STATED TASK - Copy out each line of the listing that has the word "táblázat" in it.

ENTRIES PROVIDED -
============
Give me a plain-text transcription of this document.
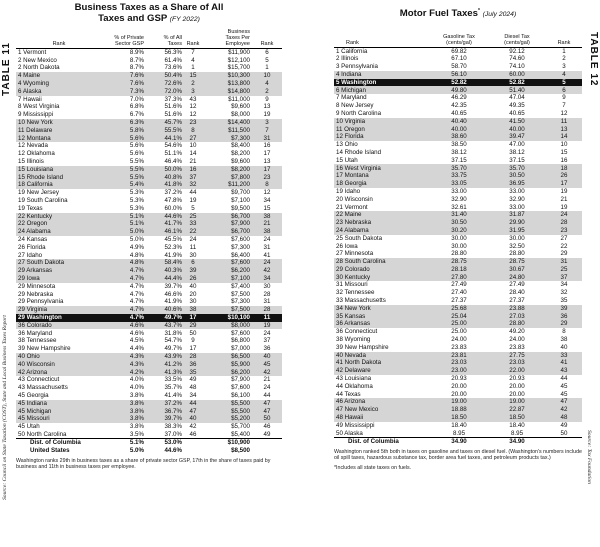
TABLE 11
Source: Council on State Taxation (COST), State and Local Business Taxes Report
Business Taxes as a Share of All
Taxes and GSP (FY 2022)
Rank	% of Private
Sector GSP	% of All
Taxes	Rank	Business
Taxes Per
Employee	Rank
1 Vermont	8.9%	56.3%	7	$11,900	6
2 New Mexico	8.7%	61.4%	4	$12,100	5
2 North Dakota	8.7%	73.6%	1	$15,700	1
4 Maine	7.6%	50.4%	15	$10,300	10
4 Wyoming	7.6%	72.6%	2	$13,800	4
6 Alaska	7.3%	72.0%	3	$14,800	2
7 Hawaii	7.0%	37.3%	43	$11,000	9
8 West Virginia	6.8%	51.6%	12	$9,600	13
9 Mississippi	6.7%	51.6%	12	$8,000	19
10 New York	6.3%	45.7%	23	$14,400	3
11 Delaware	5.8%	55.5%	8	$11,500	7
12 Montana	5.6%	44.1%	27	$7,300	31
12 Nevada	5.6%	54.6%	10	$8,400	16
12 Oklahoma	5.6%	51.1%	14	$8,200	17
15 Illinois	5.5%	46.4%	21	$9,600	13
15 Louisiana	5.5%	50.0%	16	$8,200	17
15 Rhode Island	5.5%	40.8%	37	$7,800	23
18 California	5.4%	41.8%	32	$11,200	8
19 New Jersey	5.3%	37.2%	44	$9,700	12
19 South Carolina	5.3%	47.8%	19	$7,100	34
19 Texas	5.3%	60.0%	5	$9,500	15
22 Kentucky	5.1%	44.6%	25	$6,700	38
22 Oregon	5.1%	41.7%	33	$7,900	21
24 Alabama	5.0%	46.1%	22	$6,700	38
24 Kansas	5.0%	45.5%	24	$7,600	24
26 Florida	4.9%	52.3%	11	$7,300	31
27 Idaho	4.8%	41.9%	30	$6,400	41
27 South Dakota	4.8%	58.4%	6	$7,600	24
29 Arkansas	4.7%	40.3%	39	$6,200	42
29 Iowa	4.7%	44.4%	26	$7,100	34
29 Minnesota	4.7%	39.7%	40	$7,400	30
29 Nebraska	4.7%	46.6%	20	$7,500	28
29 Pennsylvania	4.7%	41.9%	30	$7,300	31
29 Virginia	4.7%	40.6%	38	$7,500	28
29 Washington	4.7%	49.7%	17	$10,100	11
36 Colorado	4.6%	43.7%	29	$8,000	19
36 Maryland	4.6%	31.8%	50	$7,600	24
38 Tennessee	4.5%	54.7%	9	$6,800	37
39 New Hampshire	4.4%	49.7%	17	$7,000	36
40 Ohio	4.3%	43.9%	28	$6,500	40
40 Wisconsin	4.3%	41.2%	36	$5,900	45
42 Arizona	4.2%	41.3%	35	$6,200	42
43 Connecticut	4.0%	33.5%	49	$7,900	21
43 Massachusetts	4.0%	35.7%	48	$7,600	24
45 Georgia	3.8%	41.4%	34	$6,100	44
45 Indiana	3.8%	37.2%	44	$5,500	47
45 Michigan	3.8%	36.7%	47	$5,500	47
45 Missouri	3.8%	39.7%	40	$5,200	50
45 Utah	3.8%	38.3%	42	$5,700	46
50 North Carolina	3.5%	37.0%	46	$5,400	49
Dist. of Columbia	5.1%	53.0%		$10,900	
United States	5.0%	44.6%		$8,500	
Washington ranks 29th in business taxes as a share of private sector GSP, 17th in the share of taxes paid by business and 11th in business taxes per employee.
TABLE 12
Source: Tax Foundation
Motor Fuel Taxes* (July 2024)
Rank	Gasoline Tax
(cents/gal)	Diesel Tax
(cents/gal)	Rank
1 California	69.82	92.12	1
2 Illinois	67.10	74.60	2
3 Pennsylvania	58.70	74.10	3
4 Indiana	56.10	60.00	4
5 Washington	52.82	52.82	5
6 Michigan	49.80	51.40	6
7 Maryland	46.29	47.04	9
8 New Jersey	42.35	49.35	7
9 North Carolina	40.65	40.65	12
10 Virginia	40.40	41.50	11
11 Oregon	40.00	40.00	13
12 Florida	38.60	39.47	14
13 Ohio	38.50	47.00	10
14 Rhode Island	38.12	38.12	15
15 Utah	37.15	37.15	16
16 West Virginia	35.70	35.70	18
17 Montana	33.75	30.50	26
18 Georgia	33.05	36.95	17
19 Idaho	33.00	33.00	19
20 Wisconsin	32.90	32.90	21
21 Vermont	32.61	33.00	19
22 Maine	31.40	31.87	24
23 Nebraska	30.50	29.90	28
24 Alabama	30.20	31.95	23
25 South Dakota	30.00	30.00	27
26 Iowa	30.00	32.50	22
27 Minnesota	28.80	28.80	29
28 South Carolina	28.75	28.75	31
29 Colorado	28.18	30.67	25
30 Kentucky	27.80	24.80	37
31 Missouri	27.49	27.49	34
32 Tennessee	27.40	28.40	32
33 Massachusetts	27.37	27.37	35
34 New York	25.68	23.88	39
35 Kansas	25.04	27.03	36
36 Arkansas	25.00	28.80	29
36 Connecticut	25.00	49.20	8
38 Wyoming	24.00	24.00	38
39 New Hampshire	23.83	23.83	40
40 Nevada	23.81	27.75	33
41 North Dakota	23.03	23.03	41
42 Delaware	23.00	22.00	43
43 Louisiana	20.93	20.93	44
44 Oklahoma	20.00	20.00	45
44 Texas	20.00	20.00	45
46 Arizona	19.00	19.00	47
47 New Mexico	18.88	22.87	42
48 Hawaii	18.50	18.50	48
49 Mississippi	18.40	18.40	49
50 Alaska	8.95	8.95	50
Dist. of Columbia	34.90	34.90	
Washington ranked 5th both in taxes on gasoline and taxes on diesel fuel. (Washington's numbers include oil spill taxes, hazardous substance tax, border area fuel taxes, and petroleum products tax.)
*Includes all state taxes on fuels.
============
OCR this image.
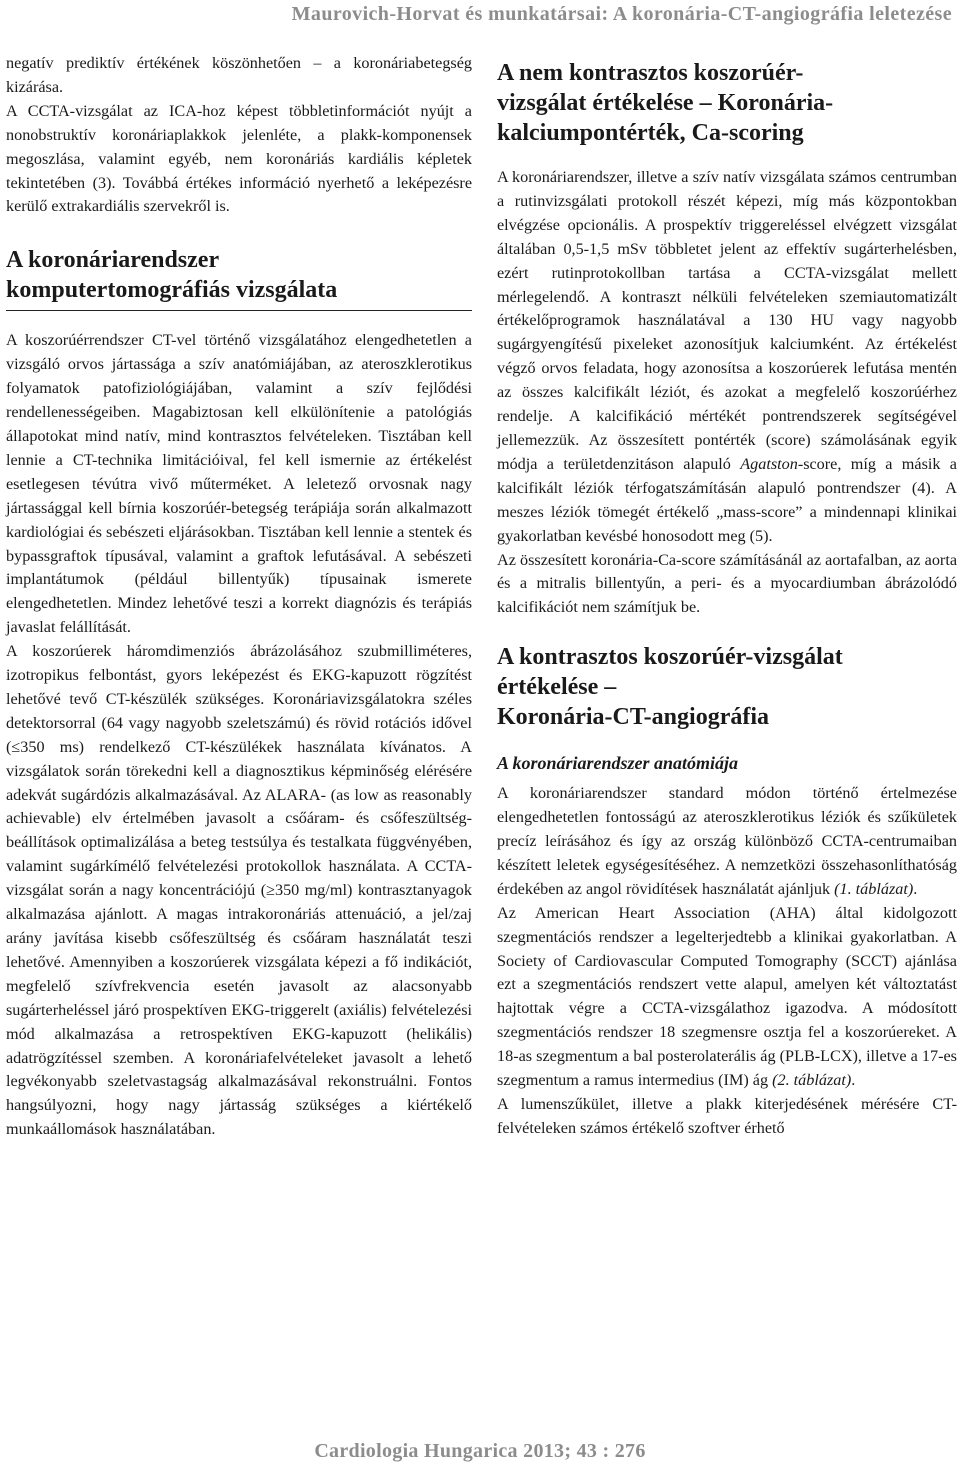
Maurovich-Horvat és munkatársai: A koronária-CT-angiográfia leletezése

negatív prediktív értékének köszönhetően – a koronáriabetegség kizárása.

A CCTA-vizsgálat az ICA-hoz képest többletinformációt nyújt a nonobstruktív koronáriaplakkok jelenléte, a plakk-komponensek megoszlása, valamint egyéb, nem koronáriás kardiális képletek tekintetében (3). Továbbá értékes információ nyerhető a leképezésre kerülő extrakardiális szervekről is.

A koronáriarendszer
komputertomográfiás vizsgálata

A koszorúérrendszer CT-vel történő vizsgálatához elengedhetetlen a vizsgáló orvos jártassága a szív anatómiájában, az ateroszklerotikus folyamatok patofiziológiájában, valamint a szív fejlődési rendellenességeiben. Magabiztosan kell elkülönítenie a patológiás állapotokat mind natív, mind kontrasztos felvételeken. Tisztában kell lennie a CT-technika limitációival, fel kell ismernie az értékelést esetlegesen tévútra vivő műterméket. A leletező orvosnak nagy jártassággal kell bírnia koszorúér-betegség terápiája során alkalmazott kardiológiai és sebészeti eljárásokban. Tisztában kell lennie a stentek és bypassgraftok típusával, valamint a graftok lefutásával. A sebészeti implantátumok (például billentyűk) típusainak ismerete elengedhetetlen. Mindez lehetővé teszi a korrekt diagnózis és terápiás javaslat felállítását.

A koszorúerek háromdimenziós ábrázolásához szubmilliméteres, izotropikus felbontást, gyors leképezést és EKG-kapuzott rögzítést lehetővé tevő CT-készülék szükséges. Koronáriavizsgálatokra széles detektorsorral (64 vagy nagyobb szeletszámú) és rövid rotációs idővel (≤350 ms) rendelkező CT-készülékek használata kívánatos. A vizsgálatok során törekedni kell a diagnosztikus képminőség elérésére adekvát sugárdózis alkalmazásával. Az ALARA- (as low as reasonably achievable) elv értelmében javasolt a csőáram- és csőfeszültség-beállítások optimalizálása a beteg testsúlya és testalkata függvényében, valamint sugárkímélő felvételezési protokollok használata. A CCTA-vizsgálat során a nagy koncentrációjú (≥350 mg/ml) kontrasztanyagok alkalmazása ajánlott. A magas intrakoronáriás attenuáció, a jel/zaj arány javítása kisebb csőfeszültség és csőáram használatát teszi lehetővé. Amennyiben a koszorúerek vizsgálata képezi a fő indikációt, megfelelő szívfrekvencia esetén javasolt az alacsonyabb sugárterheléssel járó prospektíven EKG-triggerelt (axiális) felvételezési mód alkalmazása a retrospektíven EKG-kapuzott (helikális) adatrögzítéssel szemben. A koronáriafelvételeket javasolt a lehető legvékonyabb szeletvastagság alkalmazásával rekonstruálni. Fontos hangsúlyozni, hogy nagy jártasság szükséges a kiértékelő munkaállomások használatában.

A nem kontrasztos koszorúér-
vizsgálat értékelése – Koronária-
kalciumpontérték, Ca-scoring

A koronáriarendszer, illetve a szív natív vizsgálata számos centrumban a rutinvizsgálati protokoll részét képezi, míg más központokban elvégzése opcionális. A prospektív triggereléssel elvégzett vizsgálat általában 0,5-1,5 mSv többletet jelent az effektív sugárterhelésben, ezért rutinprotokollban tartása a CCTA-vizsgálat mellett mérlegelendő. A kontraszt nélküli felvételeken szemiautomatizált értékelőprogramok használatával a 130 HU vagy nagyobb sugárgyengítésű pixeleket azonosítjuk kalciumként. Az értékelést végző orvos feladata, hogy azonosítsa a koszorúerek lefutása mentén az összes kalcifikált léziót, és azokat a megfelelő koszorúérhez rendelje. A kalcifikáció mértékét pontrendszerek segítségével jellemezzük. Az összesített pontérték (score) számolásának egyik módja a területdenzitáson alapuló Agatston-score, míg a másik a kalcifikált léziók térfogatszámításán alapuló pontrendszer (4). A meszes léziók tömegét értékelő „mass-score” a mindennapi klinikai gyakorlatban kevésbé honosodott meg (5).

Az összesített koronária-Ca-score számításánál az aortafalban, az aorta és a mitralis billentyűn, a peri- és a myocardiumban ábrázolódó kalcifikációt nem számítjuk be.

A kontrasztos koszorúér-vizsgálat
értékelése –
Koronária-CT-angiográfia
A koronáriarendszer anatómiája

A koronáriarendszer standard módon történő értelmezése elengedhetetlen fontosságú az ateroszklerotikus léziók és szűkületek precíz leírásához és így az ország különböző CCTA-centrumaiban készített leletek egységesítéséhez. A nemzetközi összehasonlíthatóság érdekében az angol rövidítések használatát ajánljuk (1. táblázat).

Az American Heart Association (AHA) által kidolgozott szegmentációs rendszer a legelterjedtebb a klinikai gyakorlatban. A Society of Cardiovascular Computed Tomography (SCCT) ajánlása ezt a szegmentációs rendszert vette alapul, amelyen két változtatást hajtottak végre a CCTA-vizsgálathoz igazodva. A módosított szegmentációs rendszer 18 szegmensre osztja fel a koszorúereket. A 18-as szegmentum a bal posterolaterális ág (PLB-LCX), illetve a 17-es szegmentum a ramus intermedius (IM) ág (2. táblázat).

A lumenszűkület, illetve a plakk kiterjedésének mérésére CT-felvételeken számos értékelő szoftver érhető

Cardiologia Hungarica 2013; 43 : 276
============
OUTPUT OF THE EXERCISE -
A koronáriarendszer standard módon történő értelmezése elengedhetetlen fontosságú az ateroszklerotikus léziók és szűkületek precíz leírásához és így az ország különböző CCTA-centrumaiban készített leletek egységesítéséhez. A nemzetközi összehasonlíthatóság érdekében az angol rövidítések használatát ajánljuk (1. táblázat).
Az American Heart Association (AHA) által kidolgozott szegmentációs rendszer a legelterjedtebb a klinikai gyakorlatban. A Society of Cardiovascular Computed Tomography (SCCT) ajánlása ezt a szegmentációs rendszert vette alapul, amelyen két változtatást hajtottak végre a CCTA-vizsgálathoz igazodva. A módosított szegmentációs rendszer 18 szegmensre osztja fel a koszorúereket. A 18-as szegmentum a bal posterolaterális ág (PLB-LCX), illetve a 17-es szegmentum a ramus intermedius (IM) ág (2. táblázat).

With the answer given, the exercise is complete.